_Problem to solve_. Write only the number of lines in the records beneath that hold "JSON".
>>>>
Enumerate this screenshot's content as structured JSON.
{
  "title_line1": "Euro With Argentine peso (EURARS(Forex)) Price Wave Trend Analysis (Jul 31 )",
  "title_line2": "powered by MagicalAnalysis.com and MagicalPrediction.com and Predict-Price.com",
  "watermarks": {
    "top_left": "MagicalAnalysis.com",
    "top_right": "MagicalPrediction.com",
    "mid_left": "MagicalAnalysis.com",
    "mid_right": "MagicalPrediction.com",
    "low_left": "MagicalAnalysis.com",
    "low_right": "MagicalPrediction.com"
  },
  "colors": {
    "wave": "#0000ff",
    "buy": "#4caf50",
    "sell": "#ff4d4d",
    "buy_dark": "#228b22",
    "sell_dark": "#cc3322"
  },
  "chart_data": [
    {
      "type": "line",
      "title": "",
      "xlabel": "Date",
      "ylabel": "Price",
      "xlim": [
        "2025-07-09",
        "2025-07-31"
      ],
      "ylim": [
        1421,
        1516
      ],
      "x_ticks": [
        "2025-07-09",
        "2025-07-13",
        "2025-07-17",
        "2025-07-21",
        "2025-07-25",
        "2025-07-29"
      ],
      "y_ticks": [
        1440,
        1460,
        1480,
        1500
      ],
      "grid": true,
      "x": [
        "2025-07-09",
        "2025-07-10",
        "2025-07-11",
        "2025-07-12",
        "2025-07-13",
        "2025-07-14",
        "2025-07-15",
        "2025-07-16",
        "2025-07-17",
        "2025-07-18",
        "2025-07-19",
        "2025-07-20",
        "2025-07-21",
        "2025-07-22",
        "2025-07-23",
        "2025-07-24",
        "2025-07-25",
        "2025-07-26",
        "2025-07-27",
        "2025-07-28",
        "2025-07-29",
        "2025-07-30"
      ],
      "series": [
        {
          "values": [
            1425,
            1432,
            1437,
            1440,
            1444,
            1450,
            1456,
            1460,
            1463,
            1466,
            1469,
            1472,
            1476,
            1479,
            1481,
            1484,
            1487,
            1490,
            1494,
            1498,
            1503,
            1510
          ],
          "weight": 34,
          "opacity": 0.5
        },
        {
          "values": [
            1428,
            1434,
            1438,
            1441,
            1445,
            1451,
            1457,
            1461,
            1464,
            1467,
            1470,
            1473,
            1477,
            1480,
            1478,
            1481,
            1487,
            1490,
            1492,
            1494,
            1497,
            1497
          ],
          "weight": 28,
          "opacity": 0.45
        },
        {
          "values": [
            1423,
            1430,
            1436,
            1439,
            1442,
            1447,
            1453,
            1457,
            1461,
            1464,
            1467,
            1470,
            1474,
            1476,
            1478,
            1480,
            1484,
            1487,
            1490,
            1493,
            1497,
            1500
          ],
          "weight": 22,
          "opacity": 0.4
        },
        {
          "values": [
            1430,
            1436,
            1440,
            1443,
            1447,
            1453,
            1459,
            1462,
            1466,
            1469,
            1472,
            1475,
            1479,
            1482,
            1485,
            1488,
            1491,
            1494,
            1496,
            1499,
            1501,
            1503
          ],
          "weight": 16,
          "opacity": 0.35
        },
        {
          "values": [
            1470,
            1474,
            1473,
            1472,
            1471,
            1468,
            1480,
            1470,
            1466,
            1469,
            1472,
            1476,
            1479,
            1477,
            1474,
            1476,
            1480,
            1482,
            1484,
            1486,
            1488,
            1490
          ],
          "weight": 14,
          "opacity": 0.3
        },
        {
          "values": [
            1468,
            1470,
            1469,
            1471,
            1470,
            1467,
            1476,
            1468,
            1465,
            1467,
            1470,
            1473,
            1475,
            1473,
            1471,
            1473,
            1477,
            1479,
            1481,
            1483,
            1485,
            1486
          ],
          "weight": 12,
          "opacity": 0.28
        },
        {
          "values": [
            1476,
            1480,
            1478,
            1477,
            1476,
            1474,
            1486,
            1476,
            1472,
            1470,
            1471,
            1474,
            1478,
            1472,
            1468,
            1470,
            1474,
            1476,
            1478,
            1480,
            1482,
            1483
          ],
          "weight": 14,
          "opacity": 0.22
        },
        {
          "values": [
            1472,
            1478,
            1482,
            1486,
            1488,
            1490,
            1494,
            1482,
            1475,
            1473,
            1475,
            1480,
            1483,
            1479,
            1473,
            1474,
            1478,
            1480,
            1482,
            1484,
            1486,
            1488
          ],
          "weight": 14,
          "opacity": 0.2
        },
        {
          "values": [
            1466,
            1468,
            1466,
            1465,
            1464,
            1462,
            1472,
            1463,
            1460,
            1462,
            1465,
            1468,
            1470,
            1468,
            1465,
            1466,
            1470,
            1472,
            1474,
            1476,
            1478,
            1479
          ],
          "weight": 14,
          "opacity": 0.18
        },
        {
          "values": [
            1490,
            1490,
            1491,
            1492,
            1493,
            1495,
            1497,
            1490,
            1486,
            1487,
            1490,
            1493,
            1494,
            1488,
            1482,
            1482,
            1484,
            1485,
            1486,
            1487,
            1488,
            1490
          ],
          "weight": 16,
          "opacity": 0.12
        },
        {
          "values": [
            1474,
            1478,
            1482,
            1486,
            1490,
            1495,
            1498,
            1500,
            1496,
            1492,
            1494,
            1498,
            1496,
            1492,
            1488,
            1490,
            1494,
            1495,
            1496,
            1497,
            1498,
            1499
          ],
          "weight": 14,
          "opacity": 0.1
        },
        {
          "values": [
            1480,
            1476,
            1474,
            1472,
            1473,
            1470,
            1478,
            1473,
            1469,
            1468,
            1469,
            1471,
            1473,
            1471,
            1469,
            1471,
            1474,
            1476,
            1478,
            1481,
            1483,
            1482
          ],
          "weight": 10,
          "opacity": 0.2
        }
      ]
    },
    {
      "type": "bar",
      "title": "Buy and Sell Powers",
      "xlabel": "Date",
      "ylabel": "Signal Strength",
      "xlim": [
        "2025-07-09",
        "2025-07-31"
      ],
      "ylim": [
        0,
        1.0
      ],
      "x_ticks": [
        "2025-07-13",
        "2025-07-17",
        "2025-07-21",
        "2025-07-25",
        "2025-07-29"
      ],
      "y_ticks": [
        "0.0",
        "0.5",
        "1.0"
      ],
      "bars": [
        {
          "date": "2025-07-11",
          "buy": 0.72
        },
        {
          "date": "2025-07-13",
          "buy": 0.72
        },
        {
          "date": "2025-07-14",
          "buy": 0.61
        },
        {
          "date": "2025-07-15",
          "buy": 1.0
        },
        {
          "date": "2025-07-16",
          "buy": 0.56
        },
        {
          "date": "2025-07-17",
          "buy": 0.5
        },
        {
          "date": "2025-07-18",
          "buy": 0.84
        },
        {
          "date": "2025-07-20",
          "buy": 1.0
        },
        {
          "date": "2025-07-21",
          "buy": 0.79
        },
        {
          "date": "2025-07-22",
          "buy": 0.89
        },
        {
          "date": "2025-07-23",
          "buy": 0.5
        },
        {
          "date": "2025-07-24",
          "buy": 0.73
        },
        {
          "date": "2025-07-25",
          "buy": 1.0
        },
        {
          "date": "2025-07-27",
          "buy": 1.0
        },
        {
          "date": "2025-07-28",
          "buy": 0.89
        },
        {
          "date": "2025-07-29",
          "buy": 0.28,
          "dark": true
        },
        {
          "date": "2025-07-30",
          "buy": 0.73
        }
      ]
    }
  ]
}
<<<<
>>>>
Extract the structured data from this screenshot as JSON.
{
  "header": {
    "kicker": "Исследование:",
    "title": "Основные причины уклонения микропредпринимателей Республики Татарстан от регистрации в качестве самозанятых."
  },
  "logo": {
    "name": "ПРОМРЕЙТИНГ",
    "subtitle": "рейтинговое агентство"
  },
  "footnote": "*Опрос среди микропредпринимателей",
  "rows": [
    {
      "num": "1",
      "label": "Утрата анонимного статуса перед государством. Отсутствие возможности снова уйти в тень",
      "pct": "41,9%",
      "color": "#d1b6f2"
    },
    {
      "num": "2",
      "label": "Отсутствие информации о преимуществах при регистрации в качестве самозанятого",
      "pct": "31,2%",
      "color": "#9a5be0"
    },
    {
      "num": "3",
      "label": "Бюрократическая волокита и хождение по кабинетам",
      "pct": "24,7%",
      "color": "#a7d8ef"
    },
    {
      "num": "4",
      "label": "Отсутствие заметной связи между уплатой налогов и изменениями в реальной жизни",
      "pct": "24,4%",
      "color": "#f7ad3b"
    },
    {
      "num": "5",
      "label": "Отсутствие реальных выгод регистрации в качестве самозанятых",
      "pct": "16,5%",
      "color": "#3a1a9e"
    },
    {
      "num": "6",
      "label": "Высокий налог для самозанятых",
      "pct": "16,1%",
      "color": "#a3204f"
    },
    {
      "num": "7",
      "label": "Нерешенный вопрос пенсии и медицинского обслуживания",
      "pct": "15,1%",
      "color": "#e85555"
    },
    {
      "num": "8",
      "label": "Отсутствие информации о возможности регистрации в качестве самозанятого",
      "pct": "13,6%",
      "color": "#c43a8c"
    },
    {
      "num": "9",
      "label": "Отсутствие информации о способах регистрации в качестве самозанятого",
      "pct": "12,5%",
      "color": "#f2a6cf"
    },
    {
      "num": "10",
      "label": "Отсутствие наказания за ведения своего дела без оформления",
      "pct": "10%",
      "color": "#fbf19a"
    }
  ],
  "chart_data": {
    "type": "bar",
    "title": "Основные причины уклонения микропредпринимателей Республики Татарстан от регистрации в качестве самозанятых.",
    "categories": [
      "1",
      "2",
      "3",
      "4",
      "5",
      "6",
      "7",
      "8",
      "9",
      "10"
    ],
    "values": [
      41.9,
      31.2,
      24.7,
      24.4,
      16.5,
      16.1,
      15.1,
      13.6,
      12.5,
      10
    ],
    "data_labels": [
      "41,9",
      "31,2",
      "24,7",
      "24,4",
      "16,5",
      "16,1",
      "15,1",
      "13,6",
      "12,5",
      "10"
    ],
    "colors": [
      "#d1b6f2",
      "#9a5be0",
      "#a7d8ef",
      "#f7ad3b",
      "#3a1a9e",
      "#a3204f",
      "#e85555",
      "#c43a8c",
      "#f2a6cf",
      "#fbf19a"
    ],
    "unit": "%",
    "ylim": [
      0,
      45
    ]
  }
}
<<<<
_Complete answer_. 2